• **ISI TEKS**

Walau sankinya sangat tegas terhadap politik uang tetap saja masyarakat acuh. Dalam konteks itu, kesadaran politik maupun hukum masyarakat dalam Pemilu setidaknya harus dikembangkan melalui kegiatan membangun "resistensi sosial" terhadap pelanggaran dan kejahatan pemilu, yaitu “penolakan kolektif” terhadap sikap dan perilaku yang menjurus pada perbuatan pelanggaran Pemilu.
Kedua, pranata-pranata sosial dalam masyarakat seperti keluarga, lembaga keagamaan atau lembaga lain yang secara langsung atau tidak langsung melakukan pengendalian sosial, agar masyarakat taat hukum. Mengingat pelanggaran dan kejahatan pemilu, selain dilatarbelakangi faktor sosio-struktural, juga berhubungan dengan dinamika interaksi sosial.
Di samping itu, harus ada semacam bentuk pengendalian sosial yang dengan fungsinya dapat dikembangkan dalam proses penangkalan sebuah pelanggaran yang mengarah pada kejahatan pemilu maupun Pilkada. Bentuk lainnya adalah opini publik, yang "termobilisasi" mengenai kasus-kasus pelanggaran tertentu, yang pada satu sisi memperkuat komitmen moral anti kejahatan dan pada sisi lain melahirkan hukuman sosial.
Pengendalian sosial jelas menyandang fungsi yang dalam memahami dimensi- dimensi keadilan dalam penegakan hukum dapat dipergunakan parameter- parameter sebagai berikut:
Pertama, Parameter ideologi, yakni nilai-nilai dan keyakinan yang berkembang dalam masyarakat. Secara konstitusional, keadilan dijumpai dalam Pembukaan, Batang Tubuh maupun Penjelasan Undang-undang Dasar 1945. Dalam rancangan itu, perlu digarisbawahi penjelasan pasal-pasal baik yang berlaku bagi warga negara maupun bagi seluruh penduduk harus memuat hasrat Bangsa Indonesia untuk membangun masyarakat yang demokratis, berperikemanusiaan, dan berkeadilan sosial.

• **TUGAS**
Ringkas teks tentang pelanggaran pemilu di atas dalam dua kalimat.

• **CUPLIKAN DATA**
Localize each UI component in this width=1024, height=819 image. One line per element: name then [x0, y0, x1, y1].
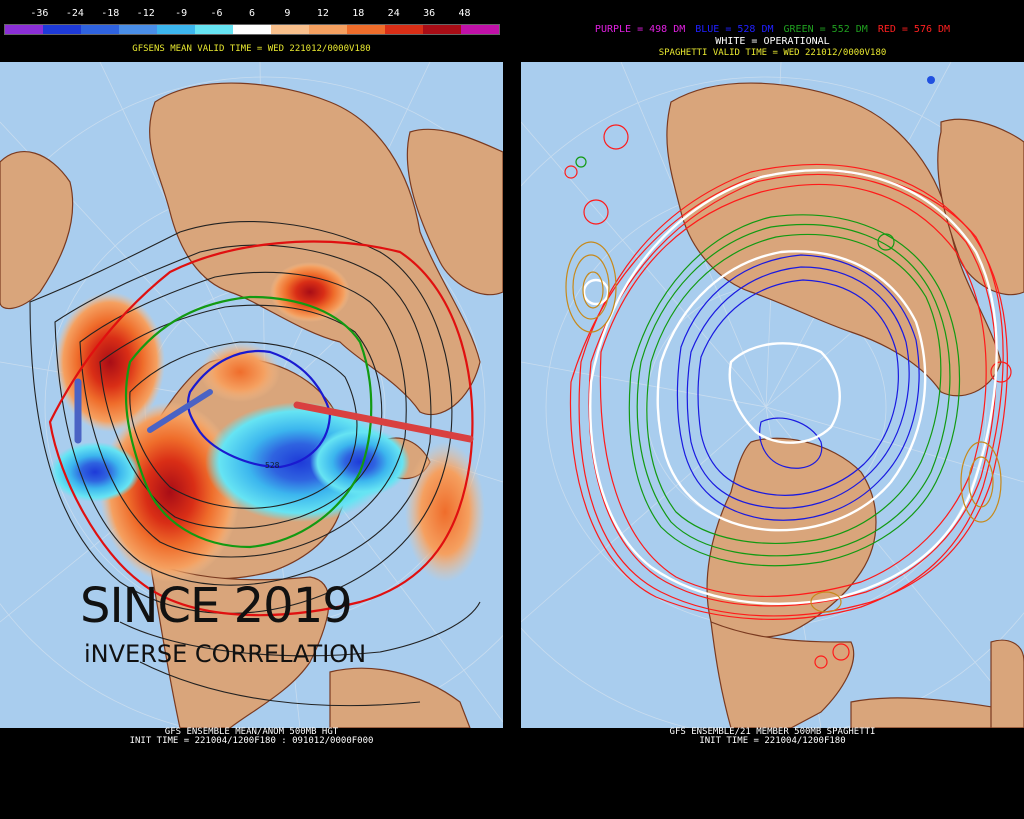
landmass — [666, 82, 1024, 728]
colorbar-tick: -12 — [136, 8, 155, 19]
spaghetti-legend: PURPLE = 498 DM BLUE = 528 DM GREEN = 552 … — [521, 24, 1024, 35]
operational-legend: WHITE = OPERATIONAL — [715, 36, 830, 47]
colorbar-tick: 18 — [352, 8, 365, 19]
colorbar-swatch — [423, 25, 461, 34]
legend-entry: PURPLE = 498 DM — [594, 24, 686, 35]
colorbar-swatch — [5, 25, 43, 34]
left-map: 528 — [0, 62, 503, 728]
right-panel-spaghetti: PURPLE = 498 DM BLUE = 528 DM GREEN = 552 … — [521, 0, 1024, 819]
key-contours — [48, 240, 474, 617]
left-panel-mean-anomaly: -36 -24 -18 -12 -9 -6 6 9 12 18 24 36 48 GFSENS MEAN… — [0, 0, 503, 819]
left-valid-time: GFSENS MEAN VALID TIME = WED 221012/0000… — [132, 44, 371, 54]
colorbar-tick: 48 — [458, 8, 471, 19]
legend-entry: BLUE = 528 DM — [695, 24, 774, 35]
legend-entry: RED = 576 DM — [877, 24, 951, 35]
colorbar-swatch — [347, 25, 385, 34]
colorbar-swatch — [195, 25, 233, 34]
colorbar-swatch — [43, 25, 81, 34]
colorbar-swatch — [271, 25, 309, 34]
colorbar-swatch — [309, 25, 347, 34]
red-576-contours — [564, 124, 1012, 669]
blue-528-contours — [676, 254, 920, 521]
colorbar-swatch — [119, 25, 157, 34]
colorbar-tick: 6 — [248, 8, 256, 19]
legend-entry: GREEN = 552 DM — [783, 24, 868, 35]
height-contours — [29, 221, 481, 707]
overlay-title: SINCE 2019 — [80, 578, 353, 634]
colorbar-swatch — [385, 25, 423, 34]
overlay-subtitle: iNVERSE CORRELATION — [84, 640, 367, 668]
colorbar-tick: -18 — [101, 8, 120, 19]
colorbar-swatch — [157, 25, 195, 34]
colorbar-swatch — [233, 25, 271, 34]
colorbar-tick: -36 — [30, 8, 49, 19]
panel-divider — [503, 0, 521, 819]
right-valid-time: SPAGHETTI VALID TIME = WED 221012/0000V1… — [658, 48, 887, 58]
operational-contours — [582, 169, 998, 605]
contour-label: 528 — [265, 461, 280, 470]
right-footer-title: GFS ENSEMBLE/21 MEMBER 500MB SPAGHETTI — [669, 727, 876, 737]
colorbar-tick: -9 — [175, 8, 188, 19]
colorbar-tick: 24 — [387, 8, 400, 19]
colorbar-tick: 9 — [284, 8, 291, 19]
colorbar-tick: 36 — [423, 8, 436, 19]
colorbar-tick-labels: -36 -24 -18 -12 -9 -6 6 9 12 18 24 36 48 — [4, 8, 500, 22]
green-552-contours — [575, 156, 961, 567]
left-footer-init: INIT TIME = 221004/1200F180 : 091012/000… — [129, 736, 374, 746]
annotation-lines — [74, 378, 474, 444]
right-footer-init: INIT TIME = 221004/1200F180 — [699, 736, 846, 746]
right-footer: GFS ENSEMBLE/21 MEMBER 500MB SPAGHETTI I… — [521, 728, 1024, 746]
orange-contours — [565, 241, 1002, 613]
left-footer: GFS ENSEMBLE MEAN/ANOM 500MB HGT INIT TI… — [0, 728, 503, 746]
colorbar-swatch — [461, 25, 499, 34]
anomaly-colorbar — [4, 24, 500, 35]
right-map — [521, 62, 1024, 728]
colorbar-tick: 12 — [316, 8, 329, 19]
blue-dot — [927, 76, 935, 84]
left-footer-title: GFS ENSEMBLE MEAN/ANOM 500MB HGT — [164, 727, 339, 737]
colorbar-tick: -24 — [65, 8, 84, 19]
colorbar-swatch — [81, 25, 119, 34]
colorbar-tick: -6 — [210, 8, 223, 19]
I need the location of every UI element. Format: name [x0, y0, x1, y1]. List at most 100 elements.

• **JAWABAN LATIHAN**
Walau sanksi politik uang sangat tegas, masyarakat tetap acuh, dan kesadaran politik maupun hukum perlu dikembangkan lewat "resistensi sosial", yaitu penolakan kolektif terhadap sikap dan perilaku yang menjurus pada pelanggaran pemilu. Pengendalian sosial juga perlu dijalankan, antara lain lewat pranata sosial seperti keluarga dan lembaga keagamaan serta opini publik yang termobilisasi, dan keadilan dalam penegakan hukum dapat dipahami dengan parameter seperti ideologi, yakni nilai dan keyakinan yang berkembang dalam masyarakat.